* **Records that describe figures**
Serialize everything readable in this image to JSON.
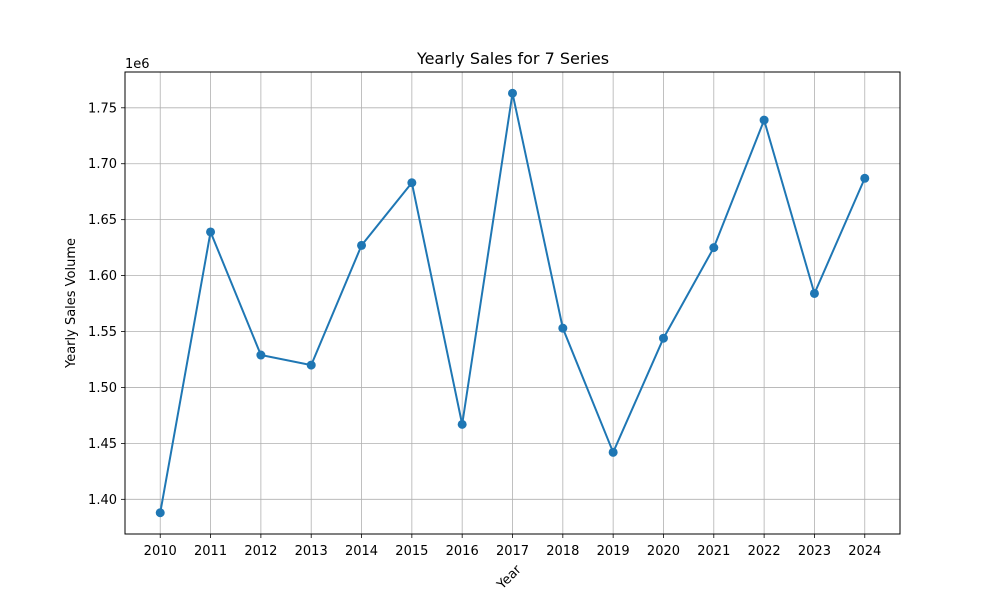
{
  "chart_data": {
    "type": "line",
    "title": "Yearly Sales for 7 Series",
    "xlabel": "Year",
    "ylabel": "Yearly Sales Volume",
    "y_offset_label": "1e6",
    "grid": true,
    "x": [
      2010,
      2011,
      2012,
      2013,
      2014,
      2015,
      2016,
      2017,
      2018,
      2019,
      2020,
      2021,
      2022,
      2023,
      2024
    ],
    "x_tick_labels": [
      "2010",
      "2011",
      "2012",
      "2013",
      "2014",
      "2015",
      "2016",
      "2017",
      "2018",
      "2019",
      "2020",
      "2021",
      "2022",
      "2023",
      "2024"
    ],
    "series": [
      {
        "values": [
          1388000,
          1639000,
          1529000,
          1520000,
          1627000,
          1683000,
          1467000,
          1763000,
          1553000,
          1442000,
          1544000,
          1625000,
          1739000,
          1584000,
          1687000
        ],
        "color": "#1f77b4"
      }
    ],
    "y_ticks": [
      1.4,
      1.45,
      1.5,
      1.55,
      1.6,
      1.65,
      1.7,
      1.75
    ],
    "y_tick_labels": [
      "1.40",
      "1.45",
      "1.50",
      "1.55",
      "1.60",
      "1.65",
      "1.70",
      "1.75"
    ],
    "ylim": [
      1369000,
      1782000
    ],
    "xlim": [
      2009.3,
      2024.7
    ],
    "colors": {
      "line": "#1f77b4",
      "grid": "#b0b0b0",
      "axis": "#000000"
    }
  }
}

* **PROBLEM**
Keep the pictures out of the copy and return the rest of the data above exactly.

* **WRITTEN ANSWER**
Serialize everything readable in this image to JSON.
{
  "chart_data": {
    "type": "line",
    "title": "Yearly Sales for 7 Series",
    "xlabel": "Year",
    "ylabel": "Yearly Sales Volume",
    "y_offset_label": "1e6",
    "grid": true,
    "x": [
      2010,
      2011,
      2012,
      2013,
      2014,
      2015,
      2016,
      2017,
      2018,
      2019,
      2020,
      2021,
      2022,
      2023,
      2024
    ],
    "x_tick_labels": [
      "2010",
      "2011",
      "2012",
      "2013",
      "2014",
      "2015",
      "2016",
      "2017",
      "2018",
      "2019",
      "2020",
      "2021",
      "2022",
      "2023",
      "2024"
    ],
    "series": [
      {
        "values": [
          1388000,
          1639000,
          1529000,
          1520000,
          1627000,
          1683000,
          1467000,
          1763000,
          1553000,
          1442000,
          1544000,
          1625000,
          1739000,
          1584000,
          1687000
        ],
        "color": "#1f77b4"
      }
    ],
    "y_ticks": [
      1.4,
      1.45,
      1.5,
      1.55,
      1.6,
      1.65,
      1.7,
      1.75
    ],
    "y_tick_labels": [
      "1.40",
      "1.45",
      "1.50",
      "1.55",
      "1.60",
      "1.65",
      "1.70",
      "1.75"
    ],
    "ylim": [
      1369000,
      1782000
    ],
    "xlim": [
      2009.3,
      2024.7
    ],
    "colors": {
      "line": "#1f77b4",
      "grid": "#b0b0b0",
      "axis": "#000000"
    }
  }
}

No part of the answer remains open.